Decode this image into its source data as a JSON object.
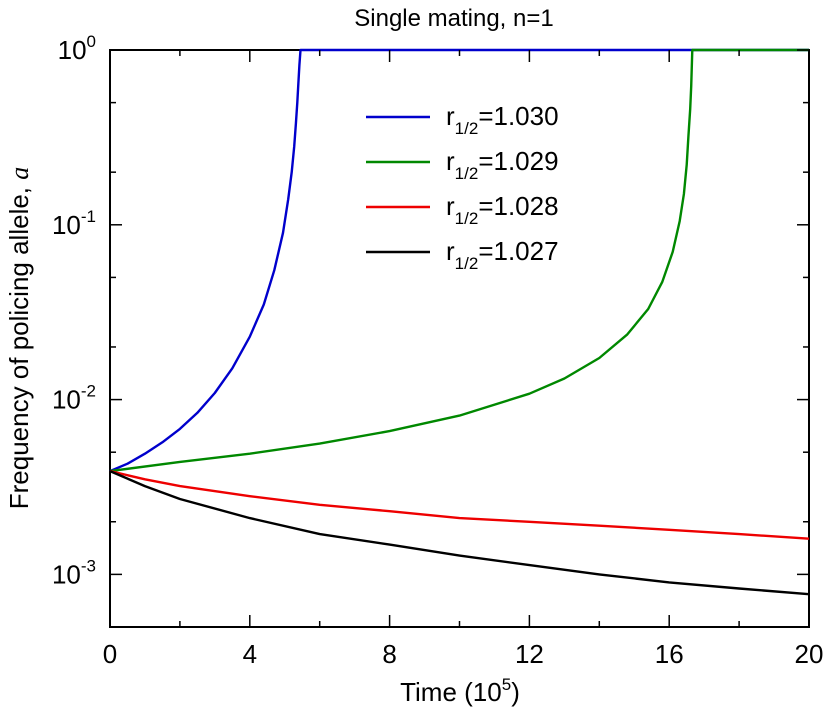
{
  "chart_data": {
    "type": "line",
    "title": "Single mating, n=1",
    "xlabel": {
      "text": "Time (10",
      "sup": "5",
      "close": ")"
    },
    "ylabel": {
      "text": "Frequency of policing allele, ",
      "var": "a"
    },
    "xlim": [
      0,
      20
    ],
    "ylim": [
      0.0005,
      1
    ],
    "yscale": "log",
    "x_ticks": [
      0,
      4,
      8,
      12,
      16,
      20
    ],
    "x_tick_labels": [
      "0",
      "4",
      "8",
      "12",
      "16",
      "20"
    ],
    "y_ticks": [
      {
        "value": 0.001,
        "base": "10",
        "exp": "-3"
      },
      {
        "value": 0.01,
        "base": "10",
        "exp": "-2"
      },
      {
        "value": 0.1,
        "base": "10",
        "exp": "-1"
      },
      {
        "value": 1,
        "base": "10",
        "exp": "0"
      }
    ],
    "legend_position": "top-center",
    "series": [
      {
        "name": "r1/2=1.030",
        "label_main": "r",
        "label_sub": "1/2",
        "label_value": "=1.030",
        "color": "#0000cc",
        "x": [
          0,
          0.5,
          1,
          1.5,
          2,
          2.5,
          3,
          3.5,
          4,
          4.4,
          4.7,
          4.95,
          5.1,
          5.2,
          5.27,
          5.32,
          5.36,
          5.39,
          5.42,
          5.45,
          6,
          8,
          10,
          12,
          14,
          16,
          18,
          20
        ],
        "y": [
          0.0039,
          0.0043,
          0.0049,
          0.0057,
          0.0068,
          0.0084,
          0.0109,
          0.0151,
          0.0229,
          0.035,
          0.055,
          0.09,
          0.14,
          0.2,
          0.28,
          0.38,
          0.5,
          0.65,
          0.82,
          1,
          1,
          1,
          1,
          1,
          1,
          1,
          1,
          1
        ]
      },
      {
        "name": "r1/2=1.029",
        "label_main": "r",
        "label_sub": "1/2",
        "label_value": "=1.029",
        "color": "#008800",
        "x": [
          0,
          2,
          4,
          6,
          8,
          10,
          12,
          13,
          14,
          14.8,
          15.4,
          15.8,
          16.1,
          16.3,
          16.42,
          16.5,
          16.55,
          16.6,
          16.63,
          16.66,
          17,
          18,
          20
        ],
        "y": [
          0.0039,
          0.0044,
          0.0049,
          0.0056,
          0.0066,
          0.0081,
          0.0108,
          0.0132,
          0.0173,
          0.0236,
          0.033,
          0.047,
          0.07,
          0.105,
          0.15,
          0.22,
          0.32,
          0.46,
          0.62,
          1,
          1,
          1,
          1
        ]
      },
      {
        "name": "r1/2=1.028",
        "label_main": "r",
        "label_sub": "1/2",
        "label_value": "=1.028",
        "color": "#ee0000",
        "x": [
          0,
          1,
          2,
          4,
          6,
          8,
          10,
          12,
          14,
          16,
          18,
          20
        ],
        "y": [
          0.0039,
          0.0035,
          0.0032,
          0.0028,
          0.0025,
          0.0023,
          0.0021,
          0.002,
          0.0019,
          0.0018,
          0.0017,
          0.0016
        ]
      },
      {
        "name": "r1/2=1.027",
        "label_main": "r",
        "label_sub": "1/2",
        "label_value": "=1.027",
        "color": "#000000",
        "x": [
          0,
          1,
          2,
          4,
          6,
          8,
          10,
          12,
          14,
          16,
          18,
          20
        ],
        "y": [
          0.0039,
          0.0032,
          0.0027,
          0.0021,
          0.0017,
          0.00148,
          0.00128,
          0.00113,
          0.001,
          0.0009,
          0.00083,
          0.00077
        ]
      }
    ]
  }
}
------------------------------------------------------------
Copy out all the data without changing anything, and drop the pictures.

Decode this image into its source data as a JSON object.
{
  "chart_data": {
    "type": "line",
    "title": "Single mating, n=1",
    "xlabel": {
      "text": "Time (10",
      "sup": "5",
      "close": ")"
    },
    "ylabel": {
      "text": "Frequency of policing allele, ",
      "var": "a"
    },
    "xlim": [
      0,
      20
    ],
    "ylim": [
      0.0005,
      1
    ],
    "yscale": "log",
    "x_ticks": [
      0,
      4,
      8,
      12,
      16,
      20
    ],
    "x_tick_labels": [
      "0",
      "4",
      "8",
      "12",
      "16",
      "20"
    ],
    "y_ticks": [
      {
        "value": 0.001,
        "base": "10",
        "exp": "-3"
      },
      {
        "value": 0.01,
        "base": "10",
        "exp": "-2"
      },
      {
        "value": 0.1,
        "base": "10",
        "exp": "-1"
      },
      {
        "value": 1,
        "base": "10",
        "exp": "0"
      }
    ],
    "legend_position": "top-center",
    "series": [
      {
        "name": "r1/2=1.030",
        "label_main": "r",
        "label_sub": "1/2",
        "label_value": "=1.030",
        "color": "#0000cc",
        "x": [
          0,
          0.5,
          1,
          1.5,
          2,
          2.5,
          3,
          3.5,
          4,
          4.4,
          4.7,
          4.95,
          5.1,
          5.2,
          5.27,
          5.32,
          5.36,
          5.39,
          5.42,
          5.45,
          6,
          8,
          10,
          12,
          14,
          16,
          18,
          20
        ],
        "y": [
          0.0039,
          0.0043,
          0.0049,
          0.0057,
          0.0068,
          0.0084,
          0.0109,
          0.0151,
          0.0229,
          0.035,
          0.055,
          0.09,
          0.14,
          0.2,
          0.28,
          0.38,
          0.5,
          0.65,
          0.82,
          1,
          1,
          1,
          1,
          1,
          1,
          1,
          1,
          1
        ]
      },
      {
        "name": "r1/2=1.029",
        "label_main": "r",
        "label_sub": "1/2",
        "label_value": "=1.029",
        "color": "#008800",
        "x": [
          0,
          2,
          4,
          6,
          8,
          10,
          12,
          13,
          14,
          14.8,
          15.4,
          15.8,
          16.1,
          16.3,
          16.42,
          16.5,
          16.55,
          16.6,
          16.63,
          16.66,
          17,
          18,
          20
        ],
        "y": [
          0.0039,
          0.0044,
          0.0049,
          0.0056,
          0.0066,
          0.0081,
          0.0108,
          0.0132,
          0.0173,
          0.0236,
          0.033,
          0.047,
          0.07,
          0.105,
          0.15,
          0.22,
          0.32,
          0.46,
          0.62,
          1,
          1,
          1,
          1
        ]
      },
      {
        "name": "r1/2=1.028",
        "label_main": "r",
        "label_sub": "1/2",
        "label_value": "=1.028",
        "color": "#ee0000",
        "x": [
          0,
          1,
          2,
          4,
          6,
          8,
          10,
          12,
          14,
          16,
          18,
          20
        ],
        "y": [
          0.0039,
          0.0035,
          0.0032,
          0.0028,
          0.0025,
          0.0023,
          0.0021,
          0.002,
          0.0019,
          0.0018,
          0.0017,
          0.0016
        ]
      },
      {
        "name": "r1/2=1.027",
        "label_main": "r",
        "label_sub": "1/2",
        "label_value": "=1.027",
        "color": "#000000",
        "x": [
          0,
          1,
          2,
          4,
          6,
          8,
          10,
          12,
          14,
          16,
          18,
          20
        ],
        "y": [
          0.0039,
          0.0032,
          0.0027,
          0.0021,
          0.0017,
          0.00148,
          0.00128,
          0.00113,
          0.001,
          0.0009,
          0.00083,
          0.00077
        ]
      }
    ]
  }
}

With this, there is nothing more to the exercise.